#### GIVEN DATA
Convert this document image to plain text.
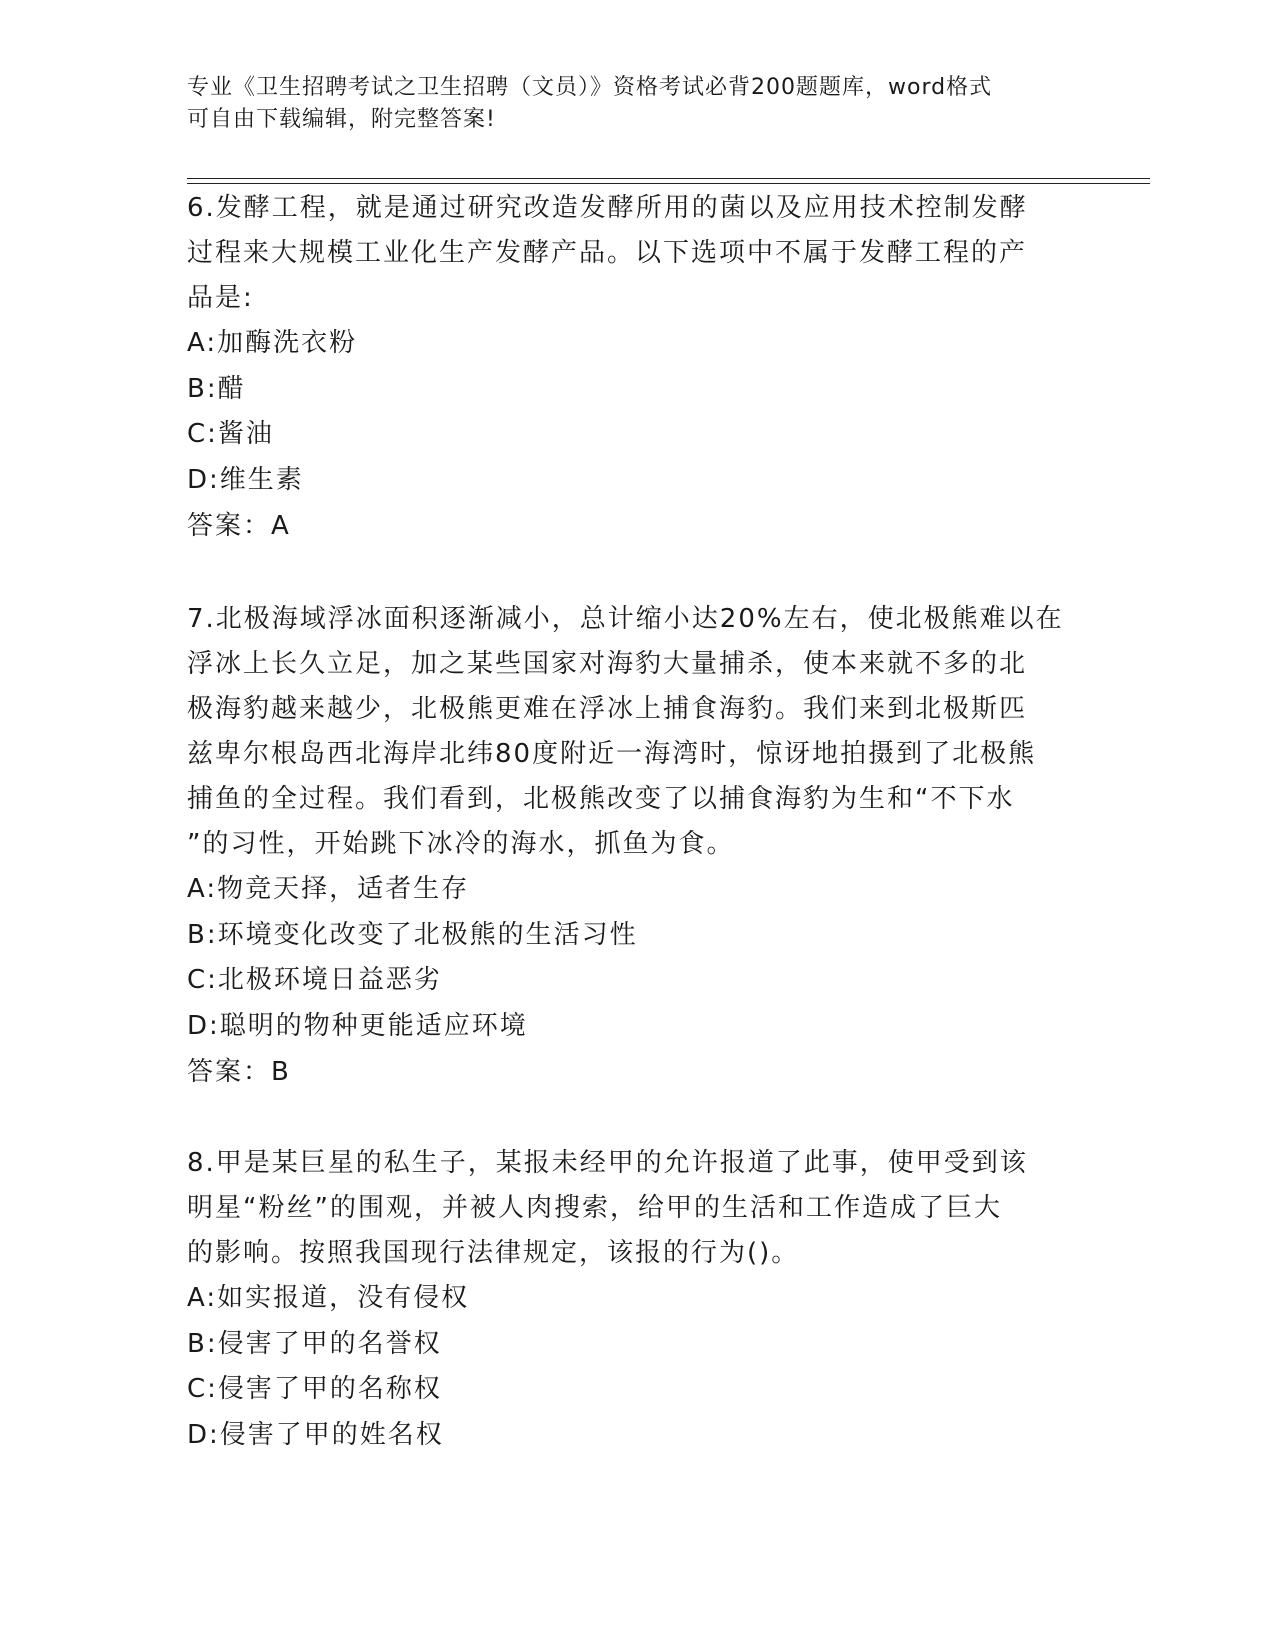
专业《卫生招聘考试之卫生招聘（文员）》资格考试必背200题题库，word格式
可自由下载编辑，附完整答案!
6.发酵工程，就是通过研究改造发酵所用的菌以及应用技术控制发酵
过程来大规模工业化生产发酵产品。以下选项中不属于发酵工程的产
品是:
A:加酶洗衣粉
B:醋
C:酱油
D:维生素
答案：A
7.北极海域浮冰面积逐渐减小，总计缩小达20%左右，使北极熊难以在
浮冰上长久立足，加之某些国家对海豹大量捕杀，使本来就不多的北
极海豹越来越少，北极熊更难在浮冰上捕食海豹。我们来到北极斯匹
兹卑尔根岛西北海岸北纬80度附近一海湾时，惊讶地拍摄到了北极熊
捕鱼的全过程。我们看到，北极熊改变了以捕食海豹为生和“不下水
”的习性，开始跳下冰冷的海水，抓鱼为食。
A:物竞天择，适者生存
B:环境变化改变了北极熊的生活习性
C:北极环境日益恶劣
D:聪明的物种更能适应环境
答案：B
8.甲是某巨星的私生子，某报未经甲的允许报道了此事，使甲受到该
明星“粉丝”的围观，并被人肉搜索，给甲的生活和工作造成了巨大
的影响。按照我国现行法律规定，该报的行为()。
A:如实报道，没有侵权
B:侵害了甲的名誉权
C:侵害了甲的名称权
D:侵害了甲的姓名权
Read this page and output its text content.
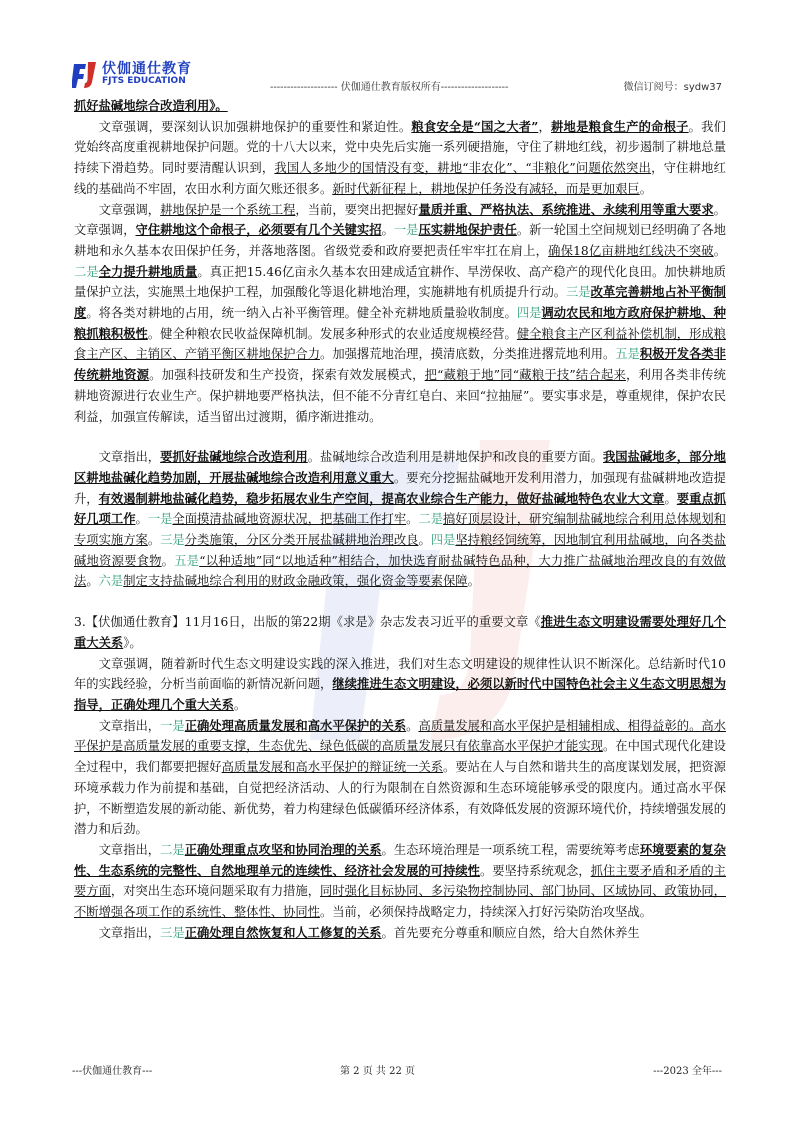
伏伽通仕教育
FJTS EDUCATION
-------------------- 伏伽通仕教育版权所有--------------------	微信订阅号：sydw37

抓好盐碱地综合改造利用》。

文章强调，要深刻认识加强耕地保护的重要性和紧迫性。粮食安全是“国之大者”，耕地是粮食生产的命根子。我们党始终高度重视耕地保护问题。党的十八大以来，党中央先后实施一系列硬措施，守住了耕地红线，初步遏制了耕地总量持续下滑趋势。同时要清醒认识到，我国人多地少的国情没有变，耕地“非农化”、“非粮化”问题依然突出，守住耕地红线的基础尚不牢固，农田水利方面欠账还很多。新时代新征程上，耕地保护任务没有减轻，而是更加艰巨。

文章强调，耕地保护是一个系统工程，当前，要突出把握好量质并重、严格执法、系统推进、永续利用等重大要求。文章强调，守住耕地这个命根子，必须要有几个关键实招。一是压实耕地保护责任。新一轮国土空间规划已经明确了各地耕地和永久基本农田保护任务，并落地落图。省级党委和政府要把责任牢牢扛在肩上，确保18亿亩耕地红线决不突破。二是全力提升耕地质量。真正把15.46亿亩永久基本农田建成适宜耕作、旱涝保收、高产稳产的现代化良田。加快耕地质量保护立法，实施黑土地保护工程，加强酸化等退化耕地治理，实施耕地有机质提升行动。三是改革完善耕地占补平衡制度。将各类对耕地的占用，统一纳入占补平衡管理。健全补充耕地质量验收制度。四是调动农民和地方政府保护耕地、种粮抓粮积极性。健全种粮农民收益保障机制。发展多种形式的农业适度规模经营。健全粮食主产区利益补偿机制，形成粮食主产区、主销区、产销平衡区耕地保护合力。加强撂荒地治理，摸清底数，分类推进撂荒地利用。五是积极开发各类非传统耕地资源。加强科技研发和生产投资，探索有效发展模式，把“藏粮于地”同“藏粮于技”结合起来，利用各类非传统耕地资源进行农业生产。保护耕地要严格执法，但不能不分青红皂白、来回“拉抽屉”。要实事求是，尊重规律，保护农民利益，加强宣传解读，适当留出过渡期，循序渐进推动。

文章指出，要抓好盐碱地综合改造利用。盐碱地综合改造利用是耕地保护和改良的重要方面。我国盐碱地多，部分地区耕地盐碱化趋势加剧，开展盐碱地综合改造利用意义重大。要充分挖掘盐碱地开发利用潜力，加强现有盐碱耕地改造提升，有效遏制耕地盐碱化趋势，稳步拓展农业生产空间，提高农业综合生产能力，做好盐碱地特色农业大文章。要重点抓好几项工作。一是全面摸清盐碱地资源状况，把基础工作打牢。二是搞好顶层设计，研究编制盐碱地综合利用总体规划和专项实施方案。三是分类施策，分区分类开展盐碱耕地治理改良。四是坚持粮经饲统筹，因地制宜利用盐碱地，向各类盐碱地资源要食物。五是“以种适地”同“以地适种”相结合，加快选育耐盐碱特色品种，大力推广盐碱地治理改良的有效做法。六是制定支持盐碱地综合利用的财政金融政策，强化资金等要素保障。

3.【伏伽通仕教育】11月16日，出版的第22期《求是》杂志发表习近平的重要文章《推进生态文明建设需要处理好几个重大关系》。

文章强调，随着新时代生态文明建设实践的深入推进，我们对生态文明建设的规律性认识不断深化。总结新时代10年的实践经验，分析当前面临的新情况新问题，继续推进生态文明建设，必须以新时代中国特色社会主义生态文明思想为指导，正确处理几个重大关系。

文章指出，一是正确处理高质量发展和高水平保护的关系。高质量发展和高水平保护是相辅相成、相得益彰的。高水平保护是高质量发展的重要支撑，生态优先、绿色低碳的高质量发展只有依靠高水平保护才能实现。在中国式现代化建设全过程中，我们都要把握好高质量发展和高水平保护的辩证统一关系。要站在人与自然和谐共生的高度谋划发展，把资源环境承载力作为前提和基础，自觉把经济活动、人的行为限制在自然资源和生态环境能够承受的限度内。通过高水平保护，不断塑造发展的新动能、新优势，着力构建绿色低碳循环经济体系，有效降低发展的资源环境代价，持续增强发展的潜力和后劲。

文章指出，二是正确处理重点攻坚和协同治理的关系。生态环境治理是一项系统工程，需要统筹考虑环境要素的复杂性、生态系统的完整性、自然地理单元的连续性、经济社会发展的可持续性。要坚持系统观念，抓住主要矛盾和矛盾的主要方面，对突出生态环境问题采取有力措施，同时强化目标协同、多污染物控制协同、部门协同、区域协同、政策协同，不断增强各项工作的系统性、整体性、协同性。当前，必须保持战略定力，持续深入打好污染防治攻坚战。

文章指出，三是正确处理自然恢复和人工修复的关系。首先要充分尊重和顺应自然，给大自然休养生

---伏伽通仕教育---	第 2 页 共 22 页	---2023 全年---
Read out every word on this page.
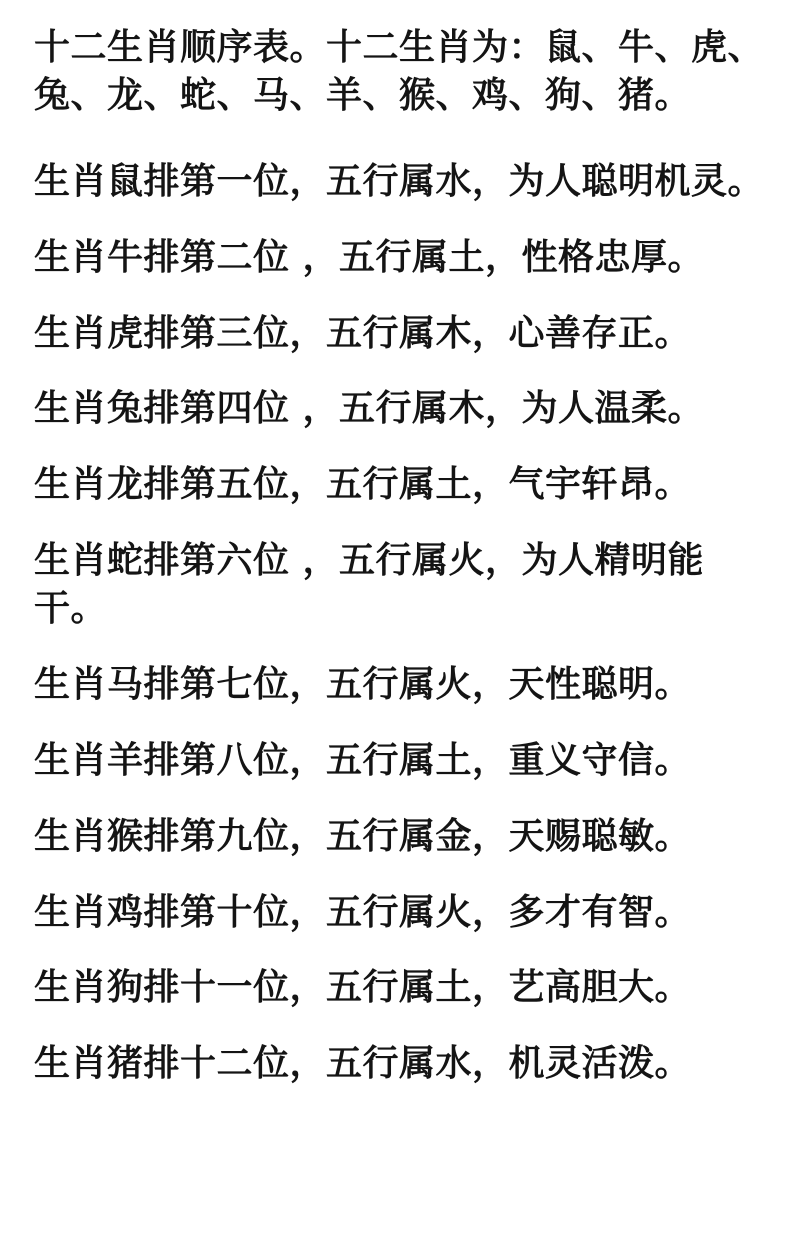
十二生肖顺序表。十二生肖为：鼠、牛、虎、兔、龙、蛇、马、羊、猴、鸡、狗、猪。

生肖鼠排第一位，五行属水，为人聪明机灵。

生肖牛排第二位 ，五行属土，性格忠厚。

生肖虎排第三位，五行属木，心善存正。

生肖兔排第四位 ，五行属木，为人温柔。

生肖龙排第五位，五行属土，气宇轩昂。

生肖蛇排第六位 ，五行属火，为人精明能干。

生肖马排第七位，五行属火，天性聪明。

生肖羊排第八位，五行属土，重义守信。

生肖猴排第九位，五行属金，天赐聪敏。

生肖鸡排第十位，五行属火，多才有智。

生肖狗排十一位，五行属土，艺高胆大。

生肖猪排十二位，五行属水，机灵活泼。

#### WHAT IS ASKED
Give back each entry exactly as it appears, with no pictures.

#### FINISHED ANSWER
Convert this document image to plain text.
专业《卫生招聘考试之卫生招聘（文员）》资格考试必背200题题库，word格式
可自由下载编辑，附完整答案!
6.发酵工程，就是通过研究改造发酵所用的菌以及应用技术控制发酵
过程来大规模工业化生产发酵产品。以下选项中不属于发酵工程的产
品是:
A:加酶洗衣粉
B:醋
C:酱油
D:维生素
答案：A
7.北极海域浮冰面积逐渐减小，总计缩小达20%左右，使北极熊难以在
浮冰上长久立足，加之某些国家对海豹大量捕杀，使本来就不多的北
极海豹越来越少，北极熊更难在浮冰上捕食海豹。我们来到北极斯匹
兹卑尔根岛西北海岸北纬80度附近一海湾时，惊讶地拍摄到了北极熊
捕鱼的全过程。我们看到，北极熊改变了以捕食海豹为生和“不下水
”的习性，开始跳下冰冷的海水，抓鱼为食。
A:物竞天择，适者生存
B:环境变化改变了北极熊的生活习性
C:北极环境日益恶劣
D:聪明的物种更能适应环境
答案：B
8.甲是某巨星的私生子，某报未经甲的允许报道了此事，使甲受到该
明星“粉丝”的围观，并被人肉搜索，给甲的生活和工作造成了巨大
的影响。按照我国现行法律规定，该报的行为()。
A:如实报道，没有侵权
B:侵害了甲的名誉权
C:侵害了甲的名称权
D:侵害了甲的姓名权
Read this page and output its text content.
伏伽通仕教育
FJTS EDUCATION
-------------------- 伏伽通仕教育版权所有--------------------	微信订阅号：sydw37

抓好盐碱地综合改造利用》。

文章强调，要深刻认识加强耕地保护的重要性和紧迫性。粮食安全是“国之大者”，耕地是粮食生产的命根子。我们党始终高度重视耕地保护问题。党的十八大以来，党中央先后实施一系列硬措施，守住了耕地红线，初步遏制了耕地总量持续下滑趋势。同时要清醒认识到，我国人多地少的国情没有变，耕地“非农化”、“非粮化”问题依然突出，守住耕地红线的基础尚不牢固，农田水利方面欠账还很多。新时代新征程上，耕地保护任务没有减轻，而是更加艰巨。

文章强调，耕地保护是一个系统工程，当前，要突出把握好量质并重、严格执法、系统推进、永续利用等重大要求。文章强调，守住耕地这个命根子，必须要有几个关键实招。一是压实耕地保护责任。新一轮国土空间规划已经明确了各地耕地和永久基本农田保护任务，并落地落图。省级党委和政府要把责任牢牢扛在肩上，确保18亿亩耕地红线决不突破。二是全力提升耕地质量。真正把15.46亿亩永久基本农田建成适宜耕作、旱涝保收、高产稳产的现代化良田。加快耕地质量保护立法，实施黑土地保护工程，加强酸化等退化耕地治理，实施耕地有机质提升行动。三是改革完善耕地占补平衡制度。将各类对耕地的占用，统一纳入占补平衡管理。健全补充耕地质量验收制度。四是调动农民和地方政府保护耕地、种粮抓粮积极性。健全种粮农民收益保障机制。发展多种形式的农业适度规模经营。健全粮食主产区利益补偿机制，形成粮食主产区、主销区、产销平衡区耕地保护合力。加强撂荒地治理，摸清底数，分类推进撂荒地利用。五是积极开发各类非传统耕地资源。加强科技研发和生产投资，探索有效发展模式，把“藏粮于地”同“藏粮于技”结合起来，利用各类非传统耕地资源进行农业生产。保护耕地要严格执法，但不能不分青红皂白、来回“拉抽屉”。要实事求是，尊重规律，保护农民利益，加强宣传解读，适当留出过渡期，循序渐进推动。

文章指出，要抓好盐碱地综合改造利用。盐碱地综合改造利用是耕地保护和改良的重要方面。我国盐碱地多，部分地区耕地盐碱化趋势加剧，开展盐碱地综合改造利用意义重大。要充分挖掘盐碱地开发利用潜力，加强现有盐碱耕地改造提升，有效遏制耕地盐碱化趋势，稳步拓展农业生产空间，提高农业综合生产能力，做好盐碱地特色农业大文章。要重点抓好几项工作。一是全面摸清盐碱地资源状况，把基础工作打牢。二是搞好顶层设计，研究编制盐碱地综合利用总体规划和专项实施方案。三是分类施策，分区分类开展盐碱耕地治理改良。四是坚持粮经饲统筹，因地制宜利用盐碱地，向各类盐碱地资源要食物。五是“以种适地”同“以地适种”相结合，加快选育耐盐碱特色品种，大力推广盐碱地治理改良的有效做法。六是制定支持盐碱地综合利用的财政金融政策，强化资金等要素保障。

3.【伏伽通仕教育】11月16日，出版的第22期《求是》杂志发表习近平的重要文章《推进生态文明建设需要处理好几个重大关系》。

文章强调，随着新时代生态文明建设实践的深入推进，我们对生态文明建设的规律性认识不断深化。总结新时代10年的实践经验，分析当前面临的新情况新问题，继续推进生态文明建设，必须以新时代中国特色社会主义生态文明思想为指导，正确处理几个重大关系。

文章指出，一是正确处理高质量发展和高水平保护的关系。高质量发展和高水平保护是相辅相成、相得益彰的。高水平保护是高质量发展的重要支撑，生态优先、绿色低碳的高质量发展只有依靠高水平保护才能实现。在中国式现代化建设全过程中，我们都要把握好高质量发展和高水平保护的辩证统一关系。要站在人与自然和谐共生的高度谋划发展，把资源环境承载力作为前提和基础，自觉把经济活动、人的行为限制在自然资源和生态环境能够承受的限度内。通过高水平保护，不断塑造发展的新动能、新优势，着力构建绿色低碳循环经济体系，有效降低发展的资源环境代价，持续增强发展的潜力和后劲。

文章指出，二是正确处理重点攻坚和协同治理的关系。生态环境治理是一项系统工程，需要统筹考虑环境要素的复杂性、生态系统的完整性、自然地理单元的连续性、经济社会发展的可持续性。要坚持系统观念，抓住主要矛盾和矛盾的主要方面，对突出生态环境问题采取有力措施，同时强化目标协同、多污染物控制协同、部门协同、区域协同、政策协同，不断增强各项工作的系统性、整体性、协同性。当前，必须保持战略定力，持续深入打好污染防治攻坚战。

文章指出，三是正确处理自然恢复和人工修复的关系。首先要充分尊重和顺应自然，给大自然休养生

---伏伽通仕教育---	第 2 页 共 22 页	---2023 全年---
Read out every word on this page.
十二生肖顺序表。十二生肖为：鼠、牛、虎、兔、龙、蛇、马、羊、猴、鸡、狗、猪。

生肖鼠排第一位，五行属水，为人聪明机灵。

生肖牛排第二位 ，五行属土，性格忠厚。

生肖虎排第三位，五行属木，心善存正。

生肖兔排第四位 ，五行属木，为人温柔。

生肖龙排第五位，五行属土，气宇轩昂。

生肖蛇排第六位 ，五行属火，为人精明能干。

生肖马排第七位，五行属火，天性聪明。

生肖羊排第八位，五行属土，重义守信。

生肖猴排第九位，五行属金，天赐聪敏。

生肖鸡排第十位，五行属火，多才有智。

生肖狗排十一位，五行属土，艺高胆大。

生肖猪排十二位，五行属水，机灵活泼。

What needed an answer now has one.